INSTRUCTIONS FOR THE TASK
Repeat each record exactly as written, and drop any images.

(Data tied to figure images)
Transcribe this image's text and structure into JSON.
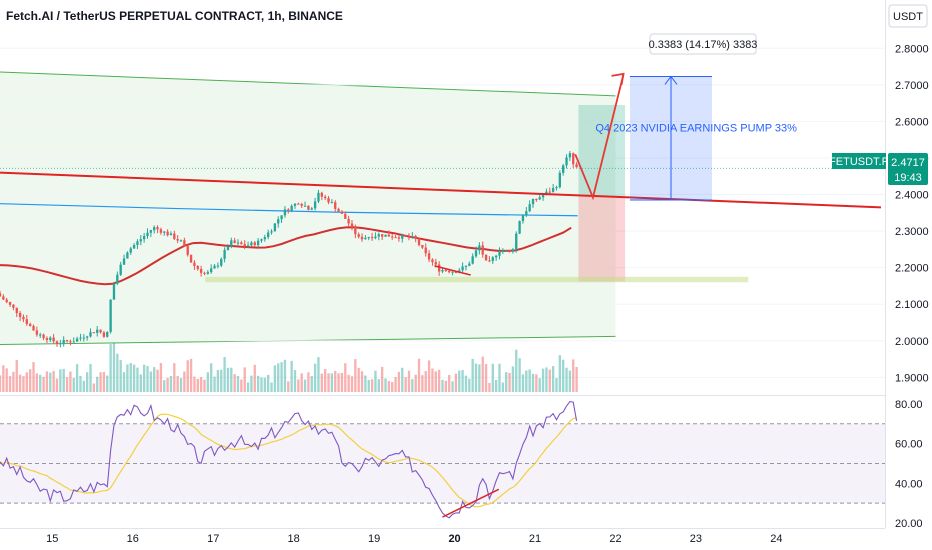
{
  "header": {
    "title": "Fetch.AI / TetherUS PERPETUAL CONTRACT, 1h, BINANCE",
    "currency_badge": "USDT"
  },
  "chart_data": {
    "type": "candlestick",
    "symbol_tag": "FETUSDT.P",
    "last_price": "2.4717",
    "countdown": "19:43",
    "price_axis": {
      "ylim": [
        1.86,
        2.85
      ],
      "ticks": [
        "2.8000",
        "2.7000",
        "2.6000",
        "2.5000",
        "2.4000",
        "2.3000",
        "2.2000",
        "2.1000",
        "2.0000",
        "1.9000"
      ],
      "tick_values": [
        2.8,
        2.7,
        2.6,
        2.5,
        2.4,
        2.3,
        2.2,
        2.1,
        2.0,
        1.9
      ]
    },
    "rsi_axis": {
      "ylim": [
        18,
        83
      ],
      "ticks": [
        "80.00",
        "60.00",
        "40.00",
        "20.00"
      ],
      "tick_values": [
        80,
        60,
        40,
        20
      ],
      "bands": [
        70,
        50,
        30
      ]
    },
    "x_axis": {
      "ticks": [
        "15",
        "16",
        "17",
        "18",
        "19",
        "20",
        "21",
        "22",
        "23",
        "24"
      ],
      "tick_days": [
        15,
        16,
        17,
        18,
        19,
        20,
        21,
        22,
        23,
        24
      ],
      "bold_tick": "20",
      "xlim": [
        14.35,
        25.35
      ]
    },
    "annotations": {
      "measure_label": "0.3383 (14.17%) 3383",
      "measure_from": 2.385,
      "measure_to": 2.723,
      "note": "Q4 2023 NVIDIA EARNINGS PUMP  33%",
      "support_level": 2.165,
      "support_top": 2.175,
      "support_bottom": 2.16,
      "trendline_start": {
        "day": 14.35,
        "price": 2.46
      },
      "trendline_end": {
        "day": 25.3,
        "price": 2.365
      },
      "projection_path": [
        {
          "day": 21.5,
          "price": 2.51
        },
        {
          "day": 21.72,
          "price": 2.392
        },
        {
          "day": 22.1,
          "price": 2.73
        }
      ],
      "position_entry": 2.395,
      "position_target": 2.645,
      "position_stop": 2.162,
      "colors": {
        "up": "#26a69a",
        "down": "#ef5350",
        "trend": "#e02424",
        "channel": "#4caf50",
        "mid_blue": "#2196f3",
        "rsi": "#7e57c2",
        "rsi_ma": "#f4d03f",
        "projection": "#e53935",
        "measure": "#2962ff",
        "tag": "#089981"
      }
    },
    "ohlc": [],
    "volume": [],
    "rsi": []
  }
}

COMPLETE ANSWER
Transcribe this image's text and structure into JSON.
{
  "header": {
    "title": "Fetch.AI / TetherUS PERPETUAL CONTRACT, 1h, BINANCE",
    "currency_badge": "USDT"
  },
  "chart_data": {
    "type": "candlestick",
    "symbol_tag": "FETUSDT.P",
    "last_price": "2.4717",
    "countdown": "19:43",
    "price_axis": {
      "ylim": [
        1.86,
        2.85
      ],
      "ticks": [
        "2.8000",
        "2.7000",
        "2.6000",
        "2.5000",
        "2.4000",
        "2.3000",
        "2.2000",
        "2.1000",
        "2.0000",
        "1.9000"
      ],
      "tick_values": [
        2.8,
        2.7,
        2.6,
        2.5,
        2.4,
        2.3,
        2.2,
        2.1,
        2.0,
        1.9
      ]
    },
    "rsi_axis": {
      "ylim": [
        18,
        83
      ],
      "ticks": [
        "80.00",
        "60.00",
        "40.00",
        "20.00"
      ],
      "tick_values": [
        80,
        60,
        40,
        20
      ],
      "bands": [
        70,
        50,
        30
      ]
    },
    "x_axis": {
      "ticks": [
        "15",
        "16",
        "17",
        "18",
        "19",
        "20",
        "21",
        "22",
        "23",
        "24"
      ],
      "tick_days": [
        15,
        16,
        17,
        18,
        19,
        20,
        21,
        22,
        23,
        24
      ],
      "bold_tick": "20",
      "xlim": [
        14.35,
        25.35
      ]
    },
    "annotations": {
      "measure_label": "0.3383 (14.17%) 3383",
      "measure_from": 2.385,
      "measure_to": 2.723,
      "note": "Q4 2023 NVIDIA EARNINGS PUMP  33%",
      "support_level": 2.165,
      "support_top": 2.175,
      "support_bottom": 2.16,
      "trendline_start": {
        "day": 14.35,
        "price": 2.46
      },
      "trendline_end": {
        "day": 25.3,
        "price": 2.365
      },
      "projection_path": [
        {
          "day": 21.5,
          "price": 2.51
        },
        {
          "day": 21.72,
          "price": 2.392
        },
        {
          "day": 22.1,
          "price": 2.73
        }
      ],
      "position_entry": 2.395,
      "position_target": 2.645,
      "position_stop": 2.162,
      "colors": {
        "up": "#26a69a",
        "down": "#ef5350",
        "trend": "#e02424",
        "channel": "#4caf50",
        "mid_blue": "#2196f3",
        "rsi": "#7e57c2",
        "rsi_ma": "#f4d03f",
        "projection": "#e53935",
        "measure": "#2962ff",
        "tag": "#089981"
      }
    },
    "ohlc": [],
    "volume": [],
    "rsi": []
  }
}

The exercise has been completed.